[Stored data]
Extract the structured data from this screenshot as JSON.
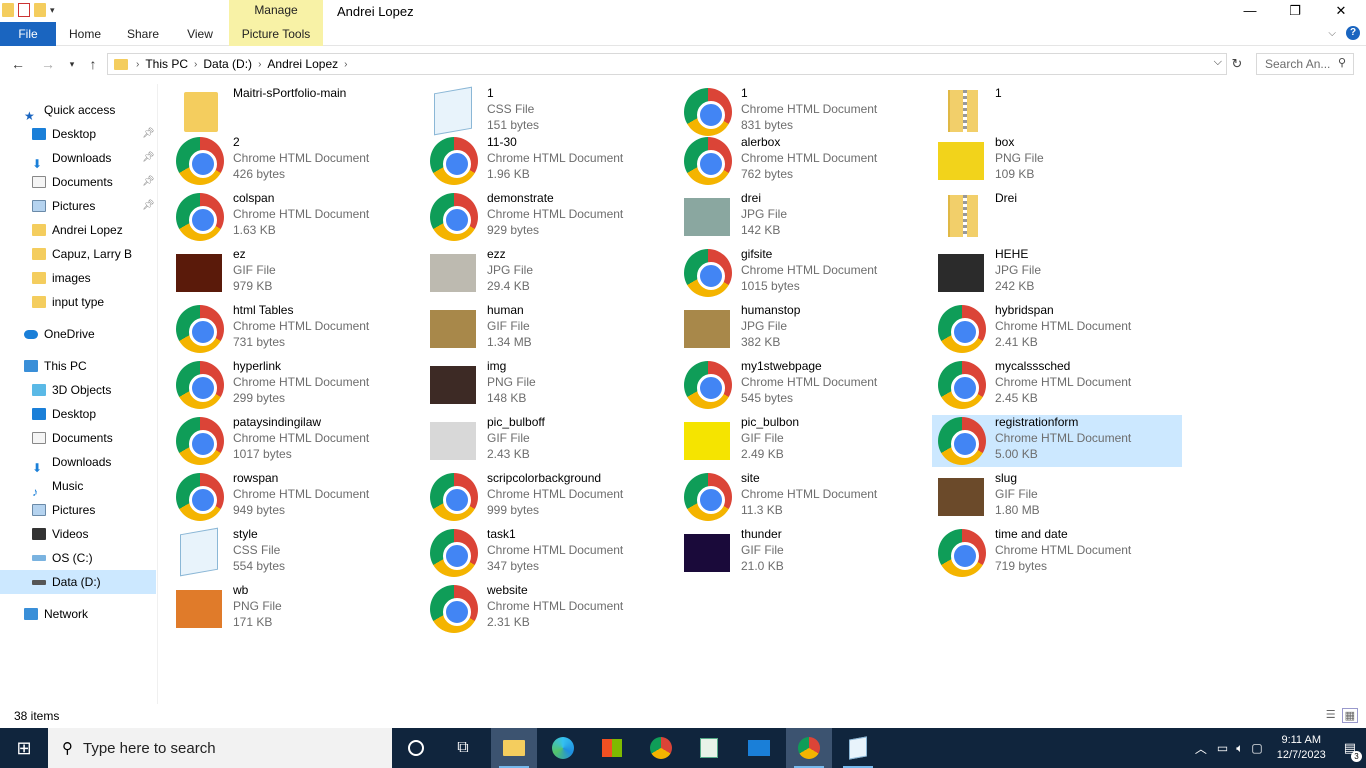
{
  "window": {
    "title": "Andrei Lopez",
    "manage_label": "Manage",
    "minimize": "—",
    "maximize": "❐",
    "close": "✕"
  },
  "ribbon": {
    "tabs": [
      "File",
      "Home",
      "Share",
      "View",
      "Picture Tools"
    ]
  },
  "address": {
    "crumbs": [
      "This PC",
      "Data (D:)",
      "Andrei Lopez"
    ],
    "search_placeholder": "Search An..."
  },
  "nav": {
    "items": [
      {
        "label": "Quick access",
        "icon": "star-icon"
      },
      {
        "label": "Desktop",
        "icon": "desktop-icon",
        "pinned": true
      },
      {
        "label": "Downloads",
        "icon": "download-icon",
        "pinned": true
      },
      {
        "label": "Documents",
        "icon": "documents-icon",
        "pinned": true
      },
      {
        "label": "Pictures",
        "icon": "pictures-icon",
        "pinned": true
      },
      {
        "label": "Andrei Lopez",
        "icon": "folder-icon"
      },
      {
        "label": "Capuz, Larry B",
        "icon": "folder-icon"
      },
      {
        "label": "images",
        "icon": "folder-icon"
      },
      {
        "label": "input type",
        "icon": "folder-icon"
      },
      {
        "label": "OneDrive",
        "icon": "cloud-icon"
      },
      {
        "label": "This PC",
        "icon": "computer-icon"
      },
      {
        "label": "3D Objects",
        "icon": "cube-icon"
      },
      {
        "label": "Desktop",
        "icon": "desktop-icon"
      },
      {
        "label": "Documents",
        "icon": "documents-icon"
      },
      {
        "label": "Downloads",
        "icon": "download-icon"
      },
      {
        "label": "Music",
        "icon": "music-icon"
      },
      {
        "label": "Pictures",
        "icon": "pictures-icon"
      },
      {
        "label": "Videos",
        "icon": "videos-icon"
      },
      {
        "label": "OS (C:)",
        "icon": "drive-icon"
      },
      {
        "label": "Data (D:)",
        "icon": "drive-icon"
      },
      {
        "label": "Network",
        "icon": "network-icon"
      }
    ]
  },
  "files": [
    {
      "name": "Maitri-sPortfolio-main",
      "type": "",
      "size": "",
      "icon": "folder"
    },
    {
      "name": "1",
      "type": "CSS File",
      "size": "151 bytes",
      "icon": "notepad"
    },
    {
      "name": "1",
      "type": "Chrome HTML Document",
      "size": "831 bytes",
      "icon": "chrome"
    },
    {
      "name": "1",
      "type": "",
      "size": "",
      "icon": "zip"
    },
    {
      "name": "2",
      "type": "Chrome HTML Document",
      "size": "426 bytes",
      "icon": "chrome"
    },
    {
      "name": "11-30",
      "type": "Chrome HTML Document",
      "size": "1.96 KB",
      "icon": "chrome"
    },
    {
      "name": "alerbox",
      "type": "Chrome HTML Document",
      "size": "762 bytes",
      "icon": "chrome"
    },
    {
      "name": "box",
      "type": "PNG File",
      "size": "109 KB",
      "icon": "image",
      "color": "#f2d31b"
    },
    {
      "name": "colspan",
      "type": "Chrome HTML Document",
      "size": "1.63 KB",
      "icon": "chrome"
    },
    {
      "name": "demonstrate",
      "type": "Chrome HTML Document",
      "size": "929 bytes",
      "icon": "chrome"
    },
    {
      "name": "drei",
      "type": "JPG File",
      "size": "142 KB",
      "icon": "image",
      "color": "#8aa7a0"
    },
    {
      "name": "Drei",
      "type": "",
      "size": "",
      "icon": "zip"
    },
    {
      "name": "ez",
      "type": "GIF File",
      "size": "979 KB",
      "icon": "image",
      "color": "#5a1a0a"
    },
    {
      "name": "ezz",
      "type": "JPG File",
      "size": "29.4 KB",
      "icon": "image",
      "color": "#bdbab0"
    },
    {
      "name": "gifsite",
      "type": "Chrome HTML Document",
      "size": "1015 bytes",
      "icon": "chrome"
    },
    {
      "name": "HEHE",
      "type": "JPG File",
      "size": "242 KB",
      "icon": "image",
      "color": "#2b2b2b"
    },
    {
      "name": "html Tables",
      "type": "Chrome HTML Document",
      "size": "731 bytes",
      "icon": "chrome"
    },
    {
      "name": "human",
      "type": "GIF File",
      "size": "1.34 MB",
      "icon": "image",
      "color": "#a8884a"
    },
    {
      "name": "humanstop",
      "type": "JPG File",
      "size": "382 KB",
      "icon": "image",
      "color": "#a8884a"
    },
    {
      "name": "hybridspan",
      "type": "Chrome HTML Document",
      "size": "2.41 KB",
      "icon": "chrome"
    },
    {
      "name": "hyperlink",
      "type": "Chrome HTML Document",
      "size": "299 bytes",
      "icon": "chrome"
    },
    {
      "name": "img",
      "type": "PNG File",
      "size": "148 KB",
      "icon": "image",
      "color": "#3d2a25"
    },
    {
      "name": "my1stwebpage",
      "type": "Chrome HTML Document",
      "size": "545 bytes",
      "icon": "chrome"
    },
    {
      "name": "mycalsssched",
      "type": "Chrome HTML Document",
      "size": "2.45 KB",
      "icon": "chrome"
    },
    {
      "name": "pataysindingilaw",
      "type": "Chrome HTML Document",
      "size": "1017 bytes",
      "icon": "chrome"
    },
    {
      "name": "pic_bulboff",
      "type": "GIF File",
      "size": "2.43 KB",
      "icon": "image",
      "color": "#d8d8d8"
    },
    {
      "name": "pic_bulbon",
      "type": "GIF File",
      "size": "2.49 KB",
      "icon": "image",
      "color": "#f5e400"
    },
    {
      "name": "registrationform",
      "type": "Chrome HTML Document",
      "size": "5.00 KB",
      "icon": "chrome",
      "selected": true
    },
    {
      "name": "rowspan",
      "type": "Chrome HTML Document",
      "size": "949 bytes",
      "icon": "chrome"
    },
    {
      "name": "scripcolorbackground",
      "type": "Chrome HTML Document",
      "size": "999 bytes",
      "icon": "chrome"
    },
    {
      "name": "site",
      "type": "Chrome HTML Document",
      "size": "11.3 KB",
      "icon": "chrome"
    },
    {
      "name": "slug",
      "type": "GIF File",
      "size": "1.80 MB",
      "icon": "image",
      "color": "#6b4a2a"
    },
    {
      "name": "style",
      "type": "CSS File",
      "size": "554 bytes",
      "icon": "notepad"
    },
    {
      "name": "task1",
      "type": "Chrome HTML Document",
      "size": "347 bytes",
      "icon": "chrome"
    },
    {
      "name": "thunder",
      "type": "GIF File",
      "size": "21.0 KB",
      "icon": "image",
      "color": "#1a0a3a"
    },
    {
      "name": "time and date",
      "type": "Chrome HTML Document",
      "size": "719 bytes",
      "icon": "chrome"
    },
    {
      "name": "wb",
      "type": "PNG File",
      "size": "171 KB",
      "icon": "image",
      "color": "#e07b2a"
    },
    {
      "name": "website",
      "type": "Chrome HTML Document",
      "size": "2.31 KB",
      "icon": "chrome"
    }
  ],
  "status": {
    "items_count": "38 items"
  },
  "taskbar": {
    "search_placeholder": "Type here to search",
    "time": "9:11 AM",
    "date": "12/7/2023",
    "notification_count": "3"
  }
}
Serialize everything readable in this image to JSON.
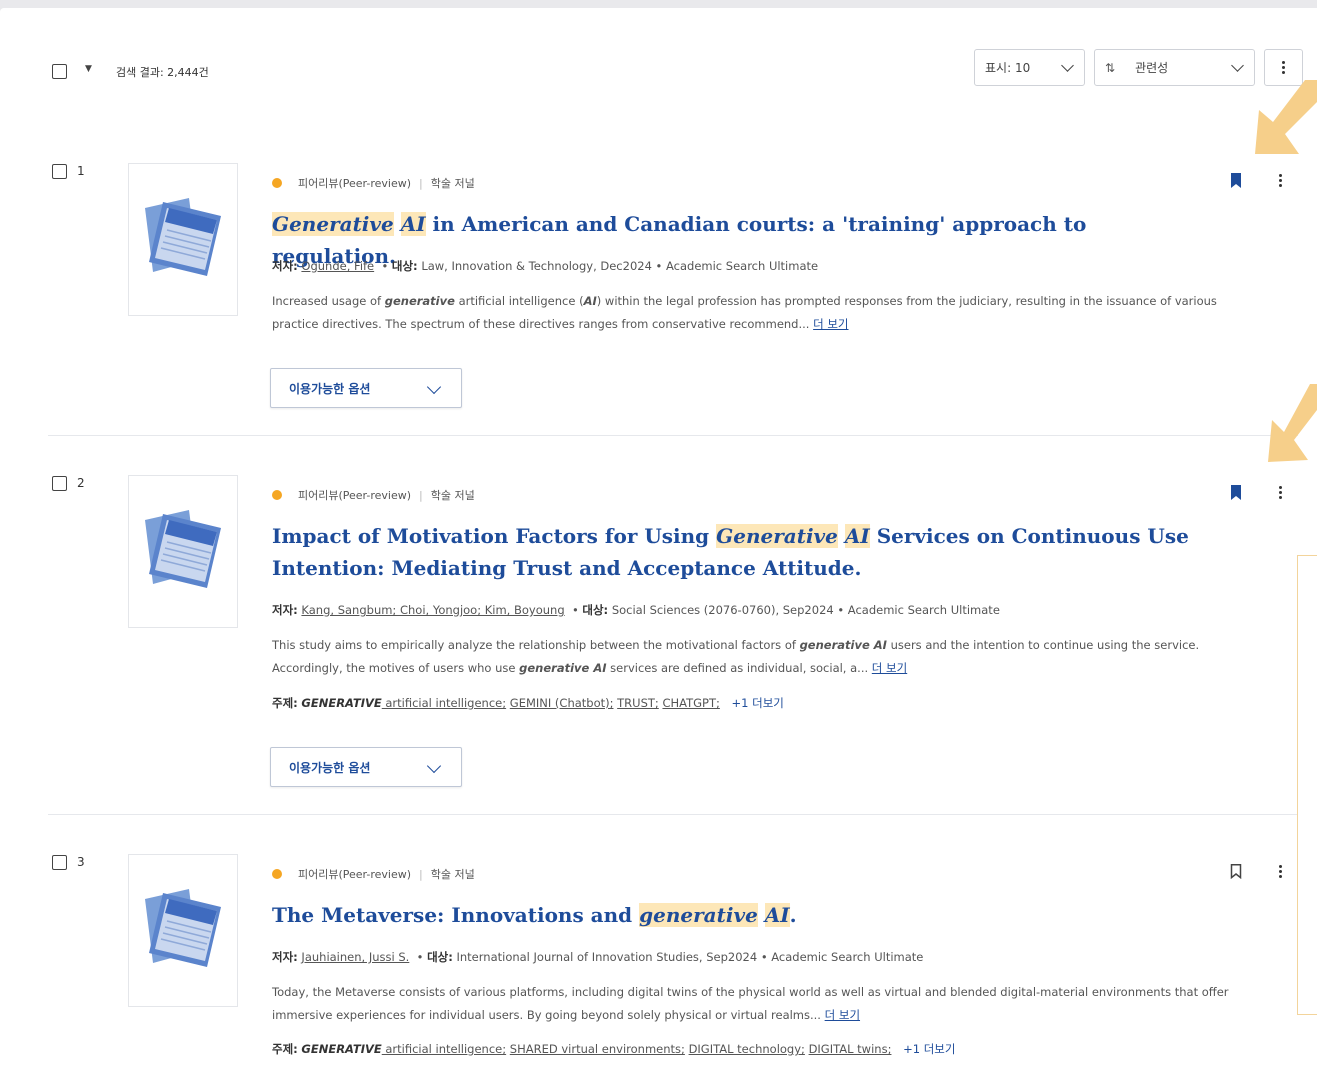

**What is asked**
Output every entry exactly as given; pictures are not part of the copy.

**Answer to this exercise**
Extract the structured data from this screenshot as JSON.
{
  "window": {
    "title": "Andrei Lopez",
    "manage_label": "Manage",
    "minimize": "—",
    "maximize": "❐",
    "close": "✕"
  },
  "ribbon": {
    "tabs": [
      "File",
      "Home",
      "Share",
      "View",
      "Picture Tools"
    ]
  },
  "address": {
    "crumbs": [
      "This PC",
      "Data (D:)",
      "Andrei Lopez"
    ],
    "search_placeholder": "Search An..."
  },
  "nav": {
    "items": [
      {
        "label": "Quick access",
        "icon": "star-icon"
      },
      {
        "label": "Desktop",
        "icon": "desktop-icon",
        "pinned": true
      },
      {
        "label": "Downloads",
        "icon": "download-icon",
        "pinned": true
      },
      {
        "label": "Documents",
        "icon": "documents-icon",
        "pinned": true
      },
      {
        "label": "Pictures",
        "icon": "pictures-icon",
        "pinned": true
      },
      {
        "label": "Andrei Lopez",
        "icon": "folder-icon"
      },
      {
        "label": "Capuz, Larry B",
        "icon": "folder-icon"
      },
      {
        "label": "images",
        "icon": "folder-icon"
      },
      {
        "label": "input type",
        "icon": "folder-icon"
      },
      {
        "label": "OneDrive",
        "icon": "cloud-icon"
      },
      {
        "label": "This PC",
        "icon": "computer-icon"
      },
      {
        "label": "3D Objects",
        "icon": "cube-icon"
      },
      {
        "label": "Desktop",
        "icon": "desktop-icon"
      },
      {
        "label": "Documents",
        "icon": "documents-icon"
      },
      {
        "label": "Downloads",
        "icon": "download-icon"
      },
      {
        "label": "Music",
        "icon": "music-icon"
      },
      {
        "label": "Pictures",
        "icon": "pictures-icon"
      },
      {
        "label": "Videos",
        "icon": "videos-icon"
      },
      {
        "label": "OS (C:)",
        "icon": "drive-icon"
      },
      {
        "label": "Data (D:)",
        "icon": "drive-icon"
      },
      {
        "label": "Network",
        "icon": "network-icon"
      }
    ]
  },
  "files": [
    {
      "name": "Maitri-sPortfolio-main",
      "type": "",
      "size": "",
      "icon": "folder"
    },
    {
      "name": "1",
      "type": "CSS File",
      "size": "151 bytes",
      "icon": "notepad"
    },
    {
      "name": "1",
      "type": "Chrome HTML Document",
      "size": "831 bytes",
      "icon": "chrome"
    },
    {
      "name": "1",
      "type": "",
      "size": "",
      "icon": "zip"
    },
    {
      "name": "2",
      "type": "Chrome HTML Document",
      "size": "426 bytes",
      "icon": "chrome"
    },
    {
      "name": "11-30",
      "type": "Chrome HTML Document",
      "size": "1.96 KB",
      "icon": "chrome"
    },
    {
      "name": "alerbox",
      "type": "Chrome HTML Document",
      "size": "762 bytes",
      "icon": "chrome"
    },
    {
      "name": "box",
      "type": "PNG File",
      "size": "109 KB",
      "icon": "image",
      "color": "#f2d31b"
    },
    {
      "name": "colspan",
      "type": "Chrome HTML Document",
      "size": "1.63 KB",
      "icon": "chrome"
    },
    {
      "name": "demonstrate",
      "type": "Chrome HTML Document",
      "size": "929 bytes",
      "icon": "chrome"
    },
    {
      "name": "drei",
      "type": "JPG File",
      "size": "142 KB",
      "icon": "image",
      "color": "#8aa7a0"
    },
    {
      "name": "Drei",
      "type": "",
      "size": "",
      "icon": "zip"
    },
    {
      "name": "ez",
      "type": "GIF File",
      "size": "979 KB",
      "icon": "image",
      "color": "#5a1a0a"
    },
    {
      "name": "ezz",
      "type": "JPG File",
      "size": "29.4 KB",
      "icon": "image",
      "color": "#bdbab0"
    },
    {
      "name": "gifsite",
      "type": "Chrome HTML Document",
      "size": "1015 bytes",
      "icon": "chrome"
    },
    {
      "name": "HEHE",
      "type": "JPG File",
      "size": "242 KB",
      "icon": "image",
      "color": "#2b2b2b"
    },
    {
      "name": "html Tables",
      "type": "Chrome HTML Document",
      "size": "731 bytes",
      "icon": "chrome"
    },
    {
      "name": "human",
      "type": "GIF File",
      "size": "1.34 MB",
      "icon": "image",
      "color": "#a8884a"
    },
    {
      "name": "humanstop",
      "type": "JPG File",
      "size": "382 KB",
      "icon": "image",
      "color": "#a8884a"
    },
    {
      "name": "hybridspan",
      "type": "Chrome HTML Document",
      "size": "2.41 KB",
      "icon": "chrome"
    },
    {
      "name": "hyperlink",
      "type": "Chrome HTML Document",
      "size": "299 bytes",
      "icon": "chrome"
    },
    {
      "name": "img",
      "type": "PNG File",
      "size": "148 KB",
      "icon": "image",
      "color": "#3d2a25"
    },
    {
      "name": "my1stwebpage",
      "type": "Chrome HTML Document",
      "size": "545 bytes",
      "icon": "chrome"
    },
    {
      "name": "mycalsssched",
      "type": "Chrome HTML Document",
      "size": "2.45 KB",
      "icon": "chrome"
    },
    {
      "name": "pataysindingilaw",
      "type": "Chrome HTML Document",
      "size": "1017 bytes",
      "icon": "chrome"
    },
    {
      "name": "pic_bulboff",
      "type": "GIF File",
      "size": "2.43 KB",
      "icon": "image",
      "color": "#d8d8d8"
    },
    {
      "name": "pic_bulbon",
      "type": "GIF File",
      "size": "2.49 KB",
      "icon": "image",
      "color": "#f5e400"
    },
    {
      "name": "registrationform",
      "type": "Chrome HTML Document",
      "size": "5.00 KB",
      "icon": "chrome",
      "selected": true
    },
    {
      "name": "rowspan",
      "type": "Chrome HTML Document",
      "size": "949 bytes",
      "icon": "chrome"
    },
    {
      "name": "scripcolorbackground",
      "type": "Chrome HTML Document",
      "size": "999 bytes",
      "icon": "chrome"
    },
    {
      "name": "site",
      "type": "Chrome HTML Document",
      "size": "11.3 KB",
      "icon": "chrome"
    },
    {
      "name": "slug",
      "type": "GIF File",
      "size": "1.80 MB",
      "icon": "image",
      "color": "#6b4a2a"
    },
    {
      "name": "style",
      "type": "CSS File",
      "size": "554 bytes",
      "icon": "notepad"
    },
    {
      "name": "task1",
      "type": "Chrome HTML Document",
      "size": "347 bytes",
      "icon": "chrome"
    },
    {
      "name": "thunder",
      "type": "GIF File",
      "size": "21.0 KB",
      "icon": "image",
      "color": "#1a0a3a"
    },
    {
      "name": "time and date",
      "type": "Chrome HTML Document",
      "size": "719 bytes",
      "icon": "chrome"
    },
    {
      "name": "wb",
      "type": "PNG File",
      "size": "171 KB",
      "icon": "image",
      "color": "#e07b2a"
    },
    {
      "name": "website",
      "type": "Chrome HTML Document",
      "size": "2.31 KB",
      "icon": "chrome"
    }
  ],
  "status": {
    "items_count": "38 items"
  },
  "taskbar": {
    "search_placeholder": "Type here to search",
    "time": "9:11 AM",
    "date": "12/7/2023",
    "notification_count": "3"
  }
}
Serialize everything readable in this image to JSON.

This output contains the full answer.